• What is asked
Pull out every line with the word "JSON" from the entries below.

• Provided information
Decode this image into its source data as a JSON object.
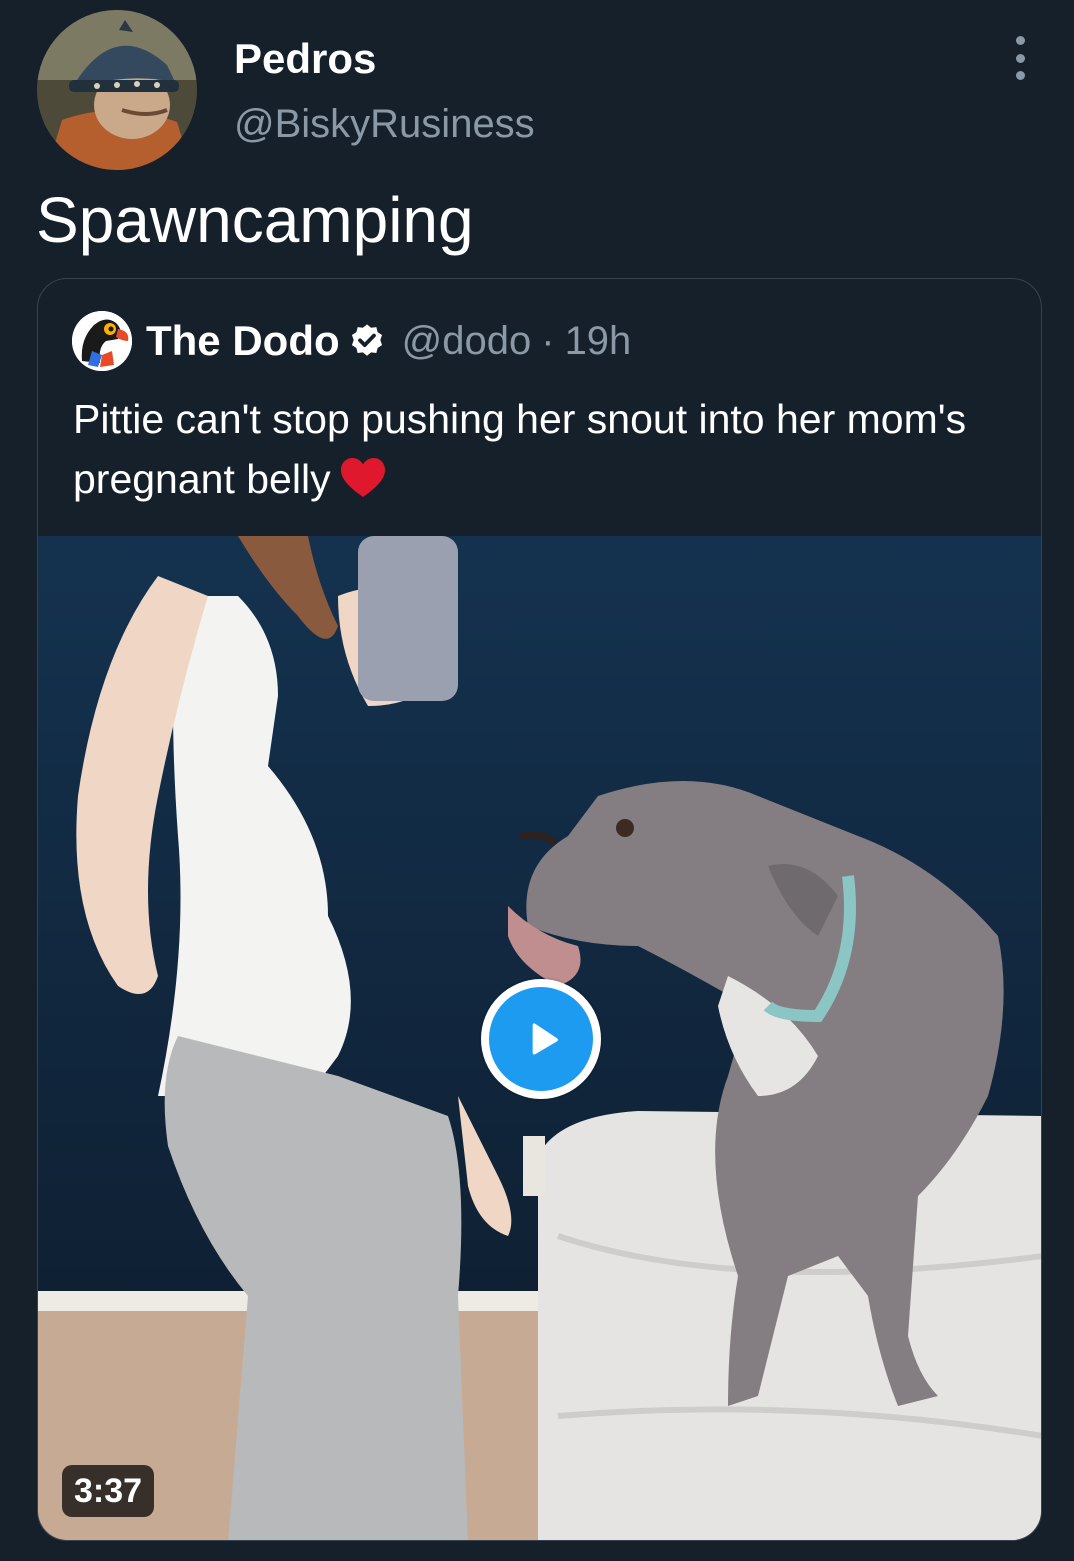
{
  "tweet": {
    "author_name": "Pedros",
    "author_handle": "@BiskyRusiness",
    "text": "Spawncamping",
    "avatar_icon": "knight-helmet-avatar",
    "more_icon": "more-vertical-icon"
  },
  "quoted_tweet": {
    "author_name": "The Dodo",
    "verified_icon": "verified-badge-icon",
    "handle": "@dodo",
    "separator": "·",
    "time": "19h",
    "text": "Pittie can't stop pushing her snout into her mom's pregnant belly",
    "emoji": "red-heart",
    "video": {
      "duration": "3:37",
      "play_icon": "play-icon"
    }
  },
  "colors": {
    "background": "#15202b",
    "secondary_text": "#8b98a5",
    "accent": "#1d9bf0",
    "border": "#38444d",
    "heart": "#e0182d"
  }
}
...
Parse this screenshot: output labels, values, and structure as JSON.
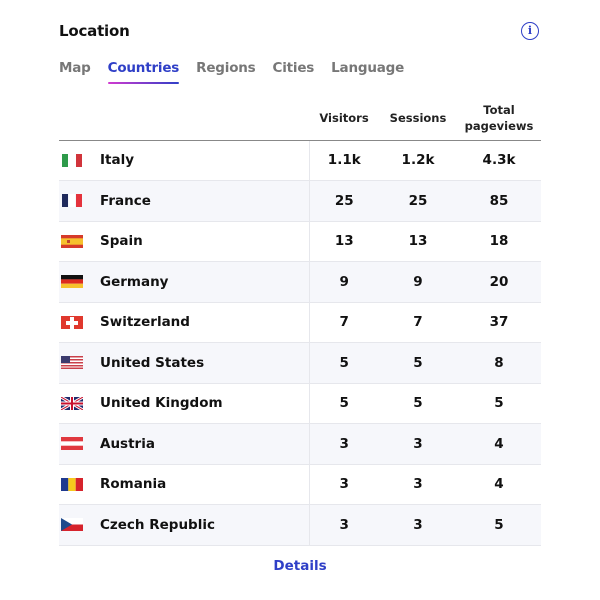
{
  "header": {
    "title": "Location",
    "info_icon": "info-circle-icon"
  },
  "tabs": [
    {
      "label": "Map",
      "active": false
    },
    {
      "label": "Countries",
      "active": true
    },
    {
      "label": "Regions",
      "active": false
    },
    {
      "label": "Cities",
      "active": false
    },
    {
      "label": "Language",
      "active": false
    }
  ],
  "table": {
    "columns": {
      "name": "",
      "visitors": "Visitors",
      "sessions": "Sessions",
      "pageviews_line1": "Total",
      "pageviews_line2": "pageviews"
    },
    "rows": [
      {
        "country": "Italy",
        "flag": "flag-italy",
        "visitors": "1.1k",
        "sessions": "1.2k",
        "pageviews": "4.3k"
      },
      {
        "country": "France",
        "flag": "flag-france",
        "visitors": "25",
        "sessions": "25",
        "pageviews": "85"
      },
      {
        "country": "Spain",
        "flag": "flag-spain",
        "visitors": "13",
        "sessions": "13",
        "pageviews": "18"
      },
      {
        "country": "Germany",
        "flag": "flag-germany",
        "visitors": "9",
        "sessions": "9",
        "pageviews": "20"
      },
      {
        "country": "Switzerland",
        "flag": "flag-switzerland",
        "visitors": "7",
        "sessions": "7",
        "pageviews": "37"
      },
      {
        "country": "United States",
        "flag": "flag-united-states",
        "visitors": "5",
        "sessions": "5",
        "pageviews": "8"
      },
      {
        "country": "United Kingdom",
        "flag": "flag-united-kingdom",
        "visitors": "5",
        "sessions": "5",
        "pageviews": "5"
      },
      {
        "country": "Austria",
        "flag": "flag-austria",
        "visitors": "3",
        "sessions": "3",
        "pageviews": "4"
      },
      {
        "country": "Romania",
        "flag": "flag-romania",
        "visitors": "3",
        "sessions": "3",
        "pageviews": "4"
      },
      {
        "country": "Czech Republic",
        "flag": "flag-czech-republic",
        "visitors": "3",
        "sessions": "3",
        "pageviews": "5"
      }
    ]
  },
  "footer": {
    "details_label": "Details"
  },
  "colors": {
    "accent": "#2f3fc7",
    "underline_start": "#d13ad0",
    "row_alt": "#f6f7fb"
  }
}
* * *
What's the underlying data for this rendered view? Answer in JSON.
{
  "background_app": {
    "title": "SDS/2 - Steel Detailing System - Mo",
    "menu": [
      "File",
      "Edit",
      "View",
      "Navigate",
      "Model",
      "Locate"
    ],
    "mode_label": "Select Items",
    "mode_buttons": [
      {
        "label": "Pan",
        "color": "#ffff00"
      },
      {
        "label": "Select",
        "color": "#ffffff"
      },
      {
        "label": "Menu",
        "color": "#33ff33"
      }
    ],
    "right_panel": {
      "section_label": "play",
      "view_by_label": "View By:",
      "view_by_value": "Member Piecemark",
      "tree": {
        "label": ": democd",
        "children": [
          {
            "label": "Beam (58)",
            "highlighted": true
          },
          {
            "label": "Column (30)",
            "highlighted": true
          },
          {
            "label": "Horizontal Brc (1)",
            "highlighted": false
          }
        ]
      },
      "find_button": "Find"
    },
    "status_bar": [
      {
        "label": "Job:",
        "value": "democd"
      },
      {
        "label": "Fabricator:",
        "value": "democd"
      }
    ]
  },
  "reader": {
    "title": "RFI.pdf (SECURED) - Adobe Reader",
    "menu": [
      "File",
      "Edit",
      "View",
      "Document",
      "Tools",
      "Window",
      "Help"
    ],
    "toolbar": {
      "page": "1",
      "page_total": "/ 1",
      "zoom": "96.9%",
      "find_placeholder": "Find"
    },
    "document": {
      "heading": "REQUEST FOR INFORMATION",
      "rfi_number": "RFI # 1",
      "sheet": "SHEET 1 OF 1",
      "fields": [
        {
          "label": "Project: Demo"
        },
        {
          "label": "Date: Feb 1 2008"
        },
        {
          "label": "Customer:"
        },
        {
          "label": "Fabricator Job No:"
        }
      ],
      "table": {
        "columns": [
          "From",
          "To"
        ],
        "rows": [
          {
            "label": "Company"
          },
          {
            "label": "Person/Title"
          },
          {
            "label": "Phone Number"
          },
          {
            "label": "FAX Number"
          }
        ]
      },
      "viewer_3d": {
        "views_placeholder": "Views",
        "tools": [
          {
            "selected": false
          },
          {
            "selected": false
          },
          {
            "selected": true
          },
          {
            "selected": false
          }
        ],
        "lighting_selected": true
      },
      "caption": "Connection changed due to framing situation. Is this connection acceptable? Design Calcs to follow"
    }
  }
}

• Solution for this task
Decode this image into its source data as a JSON object.
Parse this screenshot: output labels, values, and structure as JSON.
What's the underlying data for this rendered view? Answer in JSON.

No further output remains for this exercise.